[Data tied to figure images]
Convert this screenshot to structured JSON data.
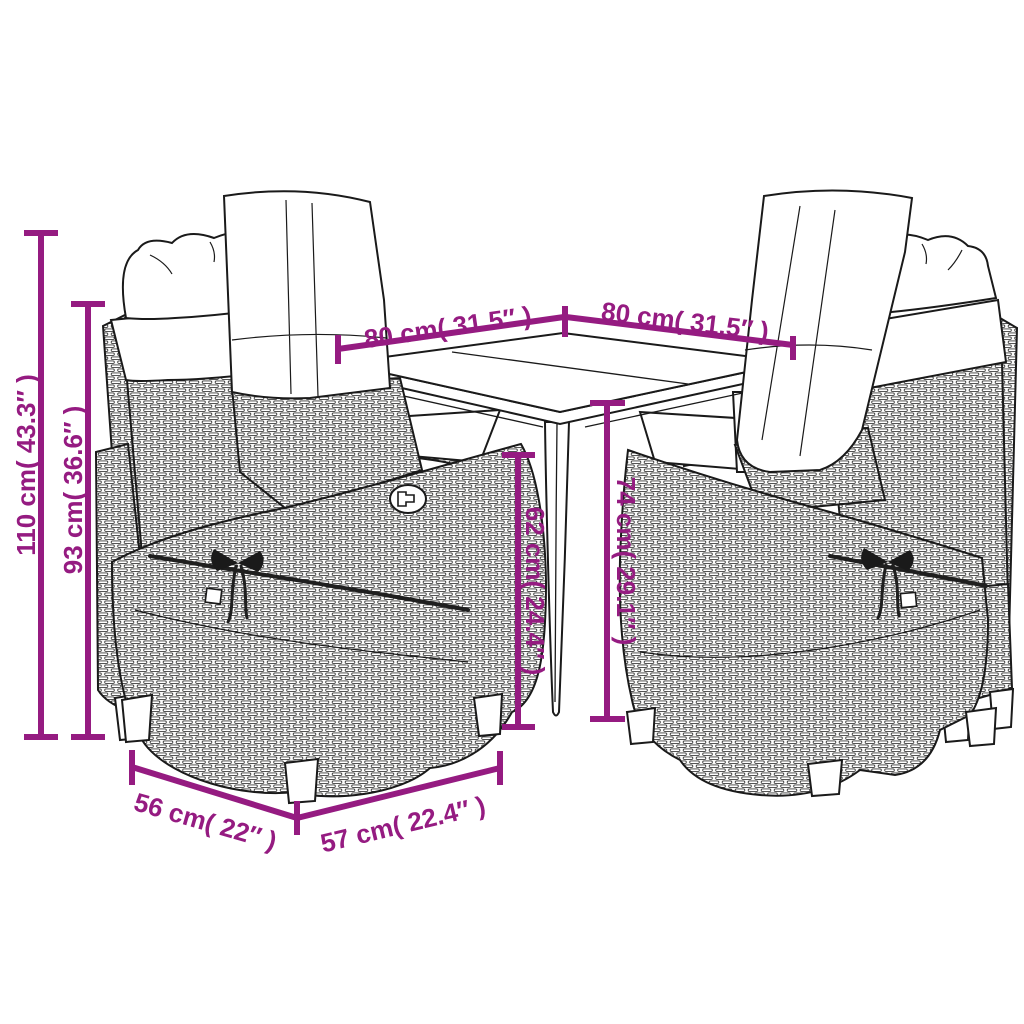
{
  "diagram": {
    "annotation_color": "#951b81",
    "line_color": "#1a1a1a",
    "background_color": "#ffffff",
    "scene": {
      "table": "square-garden-table",
      "chairs": "four-rattan-reclining-armchairs-with-cushions"
    },
    "dimensions": {
      "chair_total_height": {
        "label": "110 cm( 43.3″ )",
        "cm": 110,
        "inches": 43.3,
        "orientation": "vertical"
      },
      "chair_backrest_height": {
        "label": "93 cm( 36.6″ )",
        "cm": 93,
        "inches": 36.6,
        "orientation": "vertical"
      },
      "tabletop_side_left": {
        "label": "80 cm( 31.5″ )",
        "cm": 80,
        "inches": 31.5,
        "orientation": "diagonal"
      },
      "tabletop_side_right": {
        "label": "80 cm( 31.5″ )",
        "cm": 80,
        "inches": 31.5,
        "orientation": "diagonal"
      },
      "table_clearance_height": {
        "label": "62 cm( 24.4″ )",
        "cm": 62,
        "inches": 24.4,
        "orientation": "vertical"
      },
      "table_height": {
        "label": "74 cm( 29.1″ )",
        "cm": 74,
        "inches": 29.1,
        "orientation": "vertical"
      },
      "chair_width": {
        "label": "56 cm( 22″ )",
        "cm": 56,
        "inches": 22,
        "orientation": "diagonal"
      },
      "chair_depth": {
        "label": "57 cm( 22.4″ )",
        "cm": 57,
        "inches": 22.4,
        "orientation": "diagonal"
      }
    }
  }
}
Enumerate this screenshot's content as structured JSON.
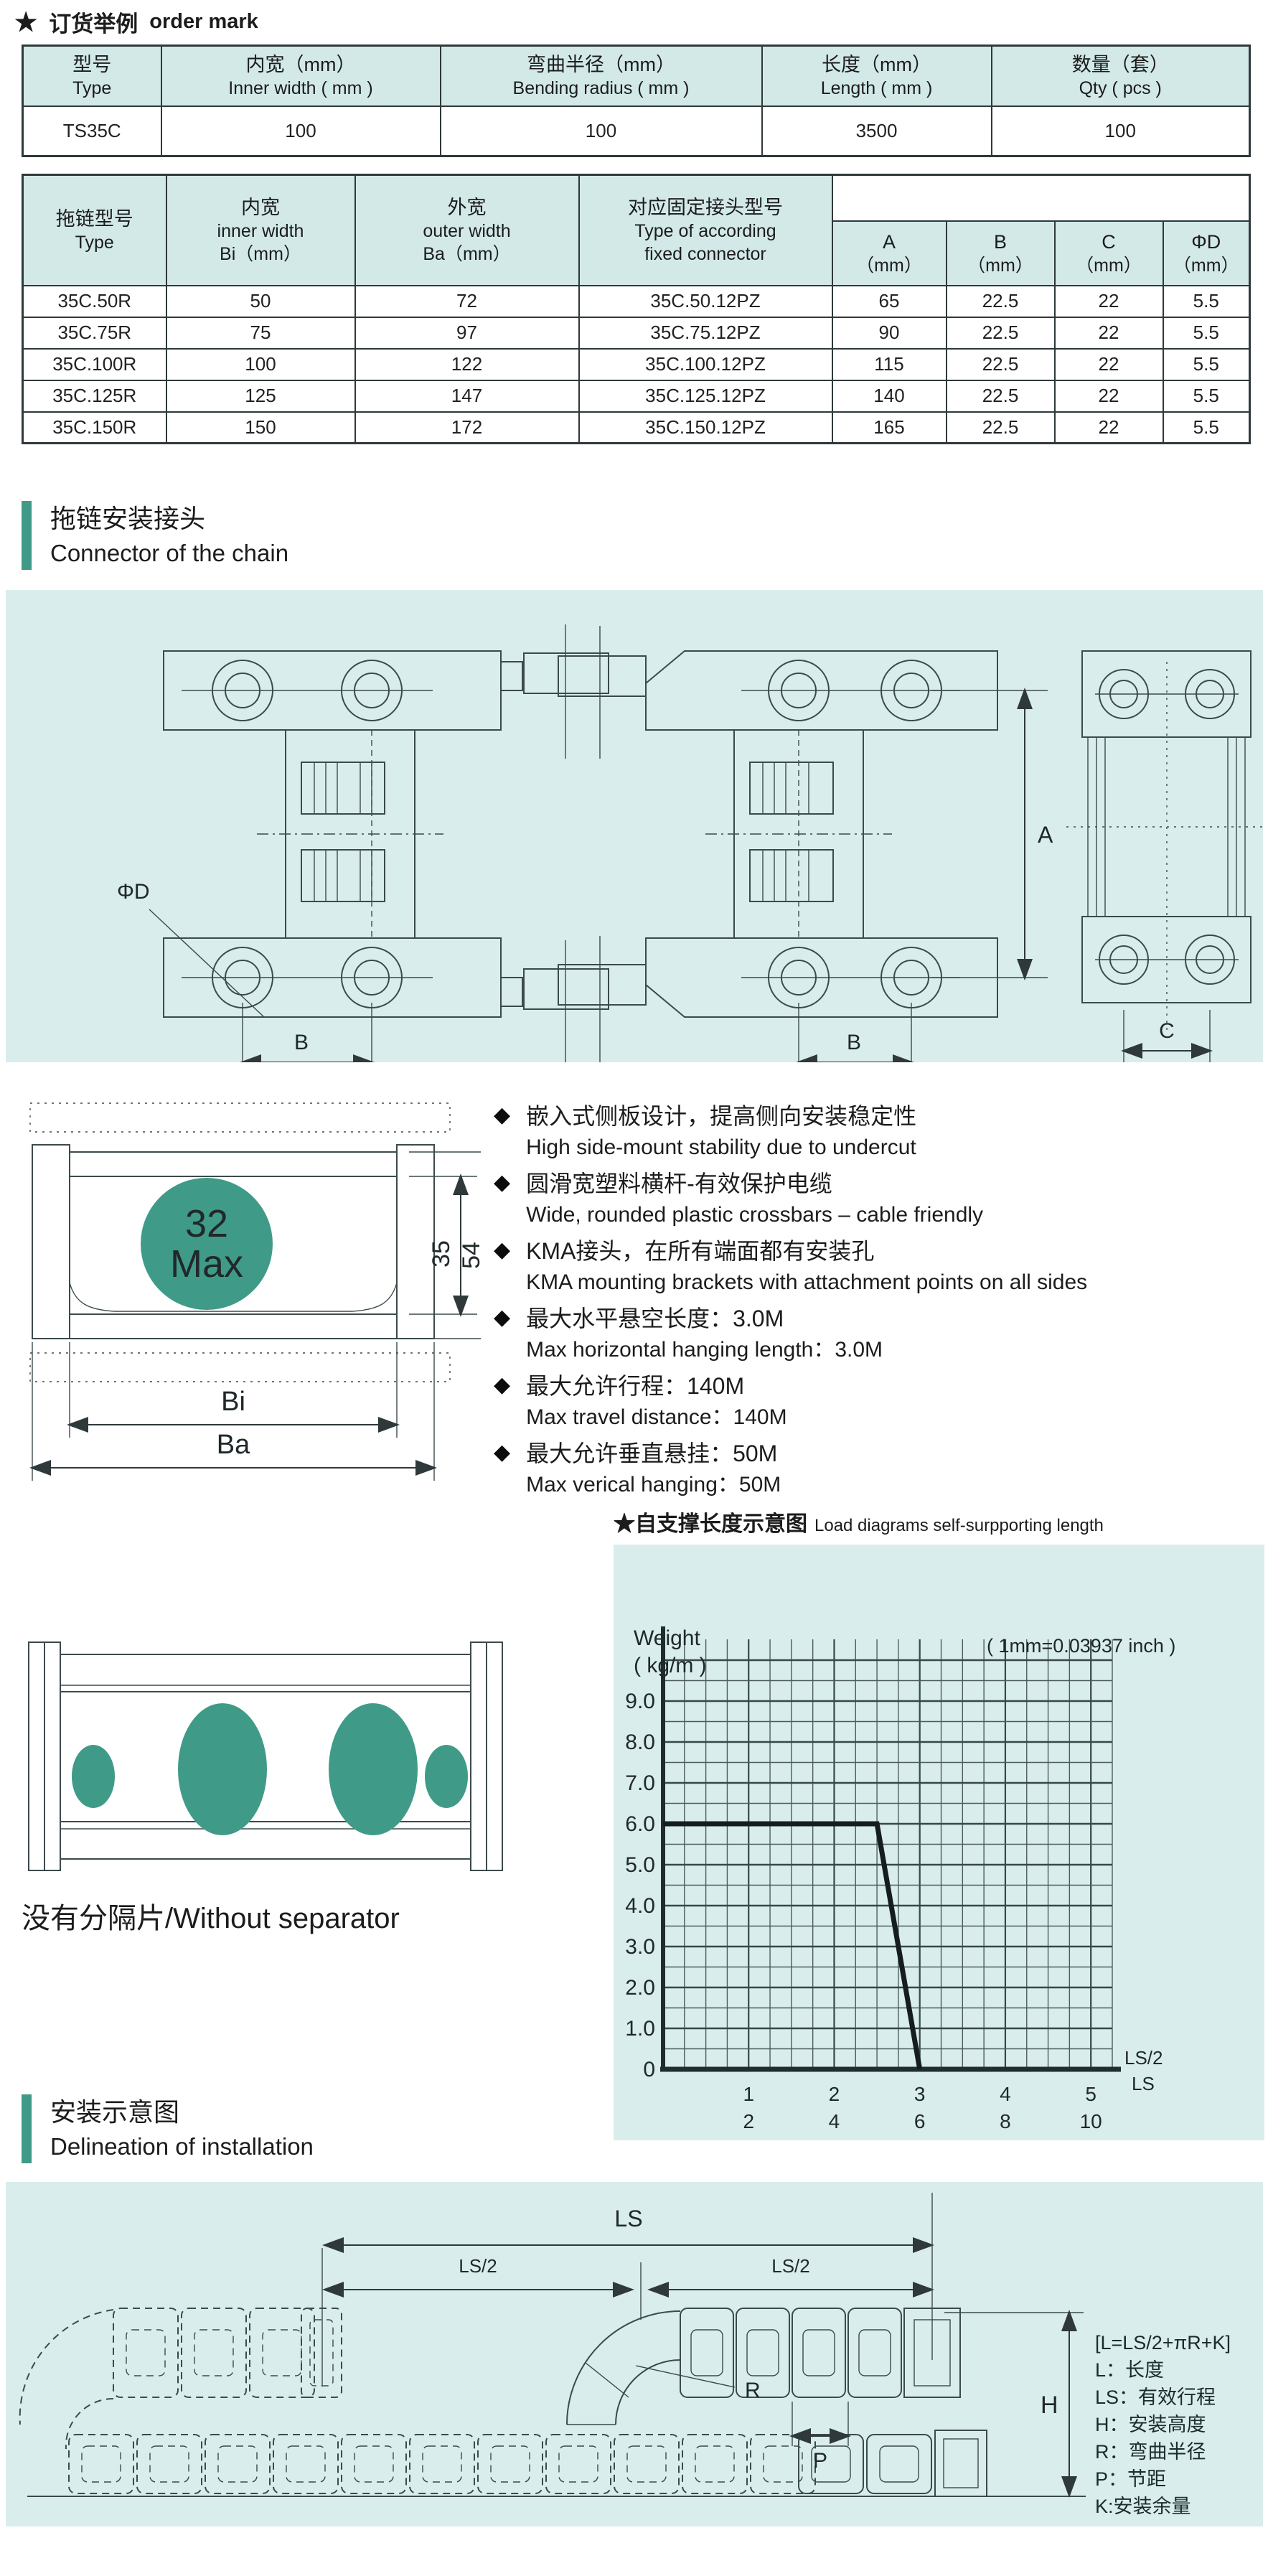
{
  "order": {
    "star": "★",
    "title_zh": "订货举例",
    "title_en": "order mark",
    "headers": [
      {
        "zh": "型号",
        "en": "Type"
      },
      {
        "zh": "内宽（mm）",
        "en": "Inner width ( mm )"
      },
      {
        "zh": "弯曲半径（mm）",
        "en": "Bending radius ( mm )"
      },
      {
        "zh": "长度（mm）",
        "en": "Length ( mm )"
      },
      {
        "zh": "数量（套）",
        "en": "Qty ( pcs )"
      }
    ],
    "rows": [
      [
        "TS35C",
        "100",
        "100",
        "3500",
        "100"
      ]
    ]
  },
  "spec": {
    "col1": {
      "zh": "拖链型号",
      "en": "Type"
    },
    "col2": {
      "zh": "内宽",
      "en": "inner width",
      "sub": "Bi（mm）"
    },
    "col3": {
      "zh": "外宽",
      "en": "outer width",
      "sub": "Ba（mm）"
    },
    "col4": {
      "zh": "对应固定接头型号",
      "en1": "Type of according",
      "en2": "fixed connector"
    },
    "dims": [
      {
        "name": "A",
        "unit": "（mm）"
      },
      {
        "name": "B",
        "unit": "（mm）"
      },
      {
        "name": "C",
        "unit": "（mm）"
      },
      {
        "name": "ΦD",
        "unit": "（mm）"
      }
    ],
    "rows": [
      [
        "35C.50R",
        "50",
        "72",
        "35C.50.12PZ",
        "65",
        "22.5",
        "22",
        "5.5"
      ],
      [
        "35C.75R",
        "75",
        "97",
        "35C.75.12PZ",
        "90",
        "22.5",
        "22",
        "5.5"
      ],
      [
        "35C.100R",
        "100",
        "122",
        "35C.100.12PZ",
        "115",
        "22.5",
        "22",
        "5.5"
      ],
      [
        "35C.125R",
        "125",
        "147",
        "35C.125.12PZ",
        "140",
        "22.5",
        "22",
        "5.5"
      ],
      [
        "35C.150R",
        "150",
        "172",
        "35C.150.12PZ",
        "165",
        "22.5",
        "22",
        "5.5"
      ]
    ]
  },
  "connector": {
    "title_zh": "拖链安装接头",
    "title_en": "Connector of the chain",
    "labels": {
      "phi_d": "ΦD",
      "b_left": "B",
      "a": "A",
      "b_mid": "B",
      "c": "C"
    }
  },
  "cross_section": {
    "circle_top": "32",
    "circle_bottom": "Max",
    "inner_height": "35",
    "outer_height": "54",
    "bi": "Bi",
    "ba": "Ba"
  },
  "features": {
    "items": [
      {
        "zh": "嵌入式侧板设计，提高侧向安装稳定性",
        "en": "High side-mount stability due to undercut"
      },
      {
        "zh": "圆滑宽塑料横杆-有效保护电缆",
        "en": "Wide, rounded plastic crossbars – cable friendly"
      },
      {
        "zh": "KMA接头，在所有端面都有安装孔",
        "en": "KMA mounting brackets with attachment points on all sides"
      },
      {
        "zh": "最大水平悬空长度：3.0M",
        "en": "Max horizontal hanging length：3.0M"
      },
      {
        "zh": "最大允许行程：140M",
        "en": "Max travel distance：140M"
      },
      {
        "zh": "最大允许垂直悬挂：50M",
        "en": "Max verical hanging：50M"
      }
    ],
    "bullet": "◆"
  },
  "chart_header": {
    "star": "★",
    "zh": "自支撑长度示意图",
    "en": "Load diagrams self-surpporting length"
  },
  "chart_data": {
    "type": "line",
    "title": "自支撑长度示意图 / Load diagrams self-surpporting length",
    "ylabel_lines": [
      "Weight",
      "( kg/m )"
    ],
    "note": "( 1mm=0.03937 inch )",
    "x_axis_label_top": "LS/2",
    "x_axis_label_bottom": "LS",
    "x_ticks": [
      {
        "ls2": "1",
        "ls": "2",
        "x": 1
      },
      {
        "ls2": "2",
        "ls": "4",
        "x": 2
      },
      {
        "ls2": "3",
        "ls": "6",
        "x": 3
      },
      {
        "ls2": "4",
        "ls": "8",
        "x": 4
      },
      {
        "ls2": "5",
        "ls": "10",
        "x": 5
      }
    ],
    "x_max": 5.25,
    "x_minor_step": 0.25,
    "y_ticks": [
      0,
      1,
      2,
      3,
      4,
      5,
      6,
      7,
      8,
      9
    ],
    "y_max": 10.25,
    "y_minor_step": 0.5,
    "grid": true,
    "legend_position": "none",
    "series": [
      {
        "name": "self-supporting load limit",
        "points": [
          [
            0,
            6.0
          ],
          [
            2.5,
            6.0
          ],
          [
            3.0,
            0
          ]
        ]
      }
    ]
  },
  "separator": {
    "note": "没有分隔片/Without separator"
  },
  "install": {
    "title_zh": "安装示意图",
    "title_en": "Delineation of installation",
    "labels": {
      "ls": "LS",
      "ls2_left": "LS/2",
      "ls2_right": "LS/2",
      "r": "R",
      "p": "P",
      "h": "H"
    },
    "legend": [
      "[L=LS/2+πR+K]",
      "L：长度",
      "LS：有效行程",
      "H：安装高度",
      "R：弯曲半径",
      "P：节距",
      "K:安装余量"
    ]
  }
}
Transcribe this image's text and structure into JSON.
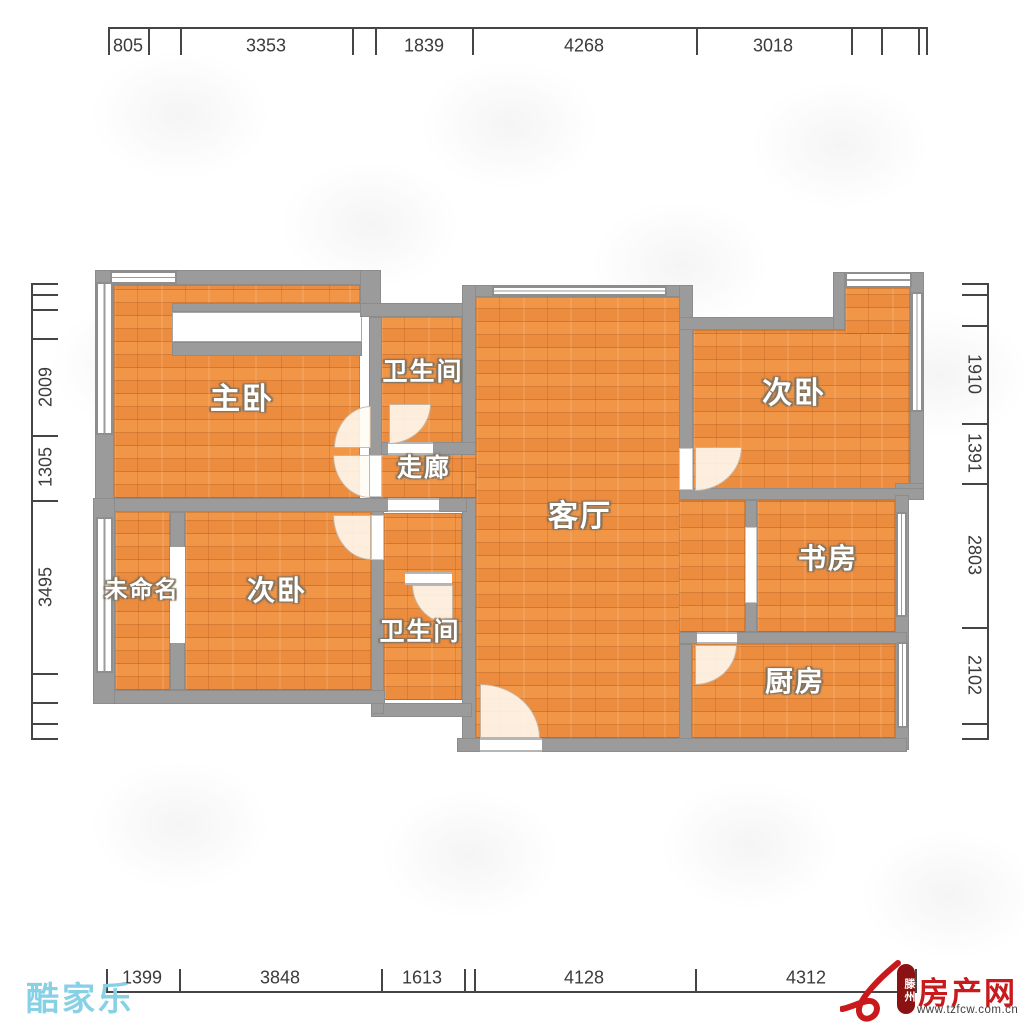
{
  "rooms": {
    "master": "主卧",
    "bath1": "卫生间",
    "corridor": "走廊",
    "living": "客厅",
    "bedroom_tr": "次卧",
    "study": "书房",
    "unnamed": "未命名",
    "bedroom_bl": "次卧",
    "bath2": "卫生间",
    "kitchen": "厨房"
  },
  "dims": {
    "top": [
      "805",
      "3353",
      "1839",
      "4268",
      "3018"
    ],
    "bottom": [
      "1399",
      "3848",
      "1613",
      "4128",
      "4312"
    ],
    "left": [
      "2009",
      "1305",
      "3495"
    ],
    "right": [
      "1910",
      "1391",
      "2803",
      "2102"
    ]
  },
  "logos": {
    "kujiale": "酷家乐",
    "fcw_name": "房产网",
    "fcw_badge": "滕州",
    "fcw_url": "www.tzfcw.com.cn"
  },
  "colors": {
    "floor_orange": "#ec8c3f",
    "wall_gray": "#9b9b9b",
    "dim_text": "#3b3b3b",
    "kujiale_blue": "#87d0e6",
    "fcw_red": "#c9191d",
    "fcw_badge_bg": "#8a1212"
  }
}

■ Problem requirements
Lines that hold the word "note" are the ones to return, every one of them.

■ Response to this exercise
    "note": "( 1mm=0.03937 inch )",
    "note": "没有分隔片/Without separator"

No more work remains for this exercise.